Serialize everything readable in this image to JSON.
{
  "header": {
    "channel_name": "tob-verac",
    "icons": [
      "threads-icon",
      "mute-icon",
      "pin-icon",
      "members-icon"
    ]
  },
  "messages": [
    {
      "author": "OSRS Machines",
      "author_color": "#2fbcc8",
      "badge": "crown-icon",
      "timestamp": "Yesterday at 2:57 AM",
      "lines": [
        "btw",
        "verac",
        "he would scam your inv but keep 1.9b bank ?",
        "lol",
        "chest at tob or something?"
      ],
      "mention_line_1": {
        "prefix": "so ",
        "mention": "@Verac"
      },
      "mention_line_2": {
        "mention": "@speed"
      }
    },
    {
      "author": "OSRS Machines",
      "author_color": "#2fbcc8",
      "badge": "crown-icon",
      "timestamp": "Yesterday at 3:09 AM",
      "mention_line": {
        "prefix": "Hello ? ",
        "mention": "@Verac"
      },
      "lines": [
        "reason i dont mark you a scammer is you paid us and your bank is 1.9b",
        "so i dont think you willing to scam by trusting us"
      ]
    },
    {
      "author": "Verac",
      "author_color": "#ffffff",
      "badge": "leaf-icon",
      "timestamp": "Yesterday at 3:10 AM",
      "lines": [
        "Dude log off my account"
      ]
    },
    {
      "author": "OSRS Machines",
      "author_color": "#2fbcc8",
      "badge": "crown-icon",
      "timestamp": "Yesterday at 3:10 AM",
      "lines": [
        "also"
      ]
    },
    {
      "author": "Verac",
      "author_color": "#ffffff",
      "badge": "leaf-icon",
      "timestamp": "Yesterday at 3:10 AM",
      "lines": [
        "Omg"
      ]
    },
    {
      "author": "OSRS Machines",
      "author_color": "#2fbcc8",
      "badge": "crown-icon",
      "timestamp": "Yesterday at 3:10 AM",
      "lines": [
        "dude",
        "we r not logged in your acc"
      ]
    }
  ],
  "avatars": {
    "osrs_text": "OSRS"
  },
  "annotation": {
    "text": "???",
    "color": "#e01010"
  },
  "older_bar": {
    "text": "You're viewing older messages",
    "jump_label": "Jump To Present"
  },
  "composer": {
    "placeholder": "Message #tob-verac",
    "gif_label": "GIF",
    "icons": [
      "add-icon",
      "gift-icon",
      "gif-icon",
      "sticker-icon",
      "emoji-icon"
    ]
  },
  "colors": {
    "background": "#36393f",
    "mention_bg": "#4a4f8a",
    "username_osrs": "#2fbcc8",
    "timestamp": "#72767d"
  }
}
· · ·
| What is needed |
Would you copy out each line exactly as written?

| Task output |
Serialize everything readable in this image to JSON.
{
  "header": {
    "channel_name": "tob-verac",
    "icons": [
      "threads-icon",
      "mute-icon",
      "pin-icon",
      "members-icon"
    ]
  },
  "messages": [
    {
      "author": "OSRS Machines",
      "author_color": "#2fbcc8",
      "badge": "crown-icon",
      "timestamp": "Yesterday at 2:57 AM",
      "lines": [
        "btw",
        "verac",
        "he would scam your inv but keep 1.9b bank ?",
        "lol",
        "chest at tob or something?"
      ],
      "mention_line_1": {
        "prefix": "so ",
        "mention": "@Verac"
      },
      "mention_line_2": {
        "mention": "@speed"
      }
    },
    {
      "author": "OSRS Machines",
      "author_color": "#2fbcc8",
      "badge": "crown-icon",
      "timestamp": "Yesterday at 3:09 AM",
      "mention_line": {
        "prefix": "Hello ? ",
        "mention": "@Verac"
      },
      "lines": [
        "reason i dont mark you a scammer is you paid us and your bank is 1.9b",
        "so i dont think you willing to scam by trusting us"
      ]
    },
    {
      "author": "Verac",
      "author_color": "#ffffff",
      "badge": "leaf-icon",
      "timestamp": "Yesterday at 3:10 AM",
      "lines": [
        "Dude log off my account"
      ]
    },
    {
      "author": "OSRS Machines",
      "author_color": "#2fbcc8",
      "badge": "crown-icon",
      "timestamp": "Yesterday at 3:10 AM",
      "lines": [
        "also"
      ]
    },
    {
      "author": "Verac",
      "author_color": "#ffffff",
      "badge": "leaf-icon",
      "timestamp": "Yesterday at 3:10 AM",
      "lines": [
        "Omg"
      ]
    },
    {
      "author": "OSRS Machines",
      "author_color": "#2fbcc8",
      "badge": "crown-icon",
      "timestamp": "Yesterday at 3:10 AM",
      "lines": [
        "dude",
        "we r not logged in your acc"
      ]
    }
  ],
  "avatars": {
    "osrs_text": "OSRS"
  },
  "annotation": {
    "text": "???",
    "color": "#e01010"
  },
  "older_bar": {
    "text": "You're viewing older messages",
    "jump_label": "Jump To Present"
  },
  "composer": {
    "placeholder": "Message #tob-verac",
    "gif_label": "GIF",
    "icons": [
      "add-icon",
      "gift-icon",
      "gif-icon",
      "sticker-icon",
      "emoji-icon"
    ]
  },
  "colors": {
    "background": "#36393f",
    "mention_bg": "#4a4f8a",
    "username_osrs": "#2fbcc8",
    "timestamp": "#72767d"
  }
}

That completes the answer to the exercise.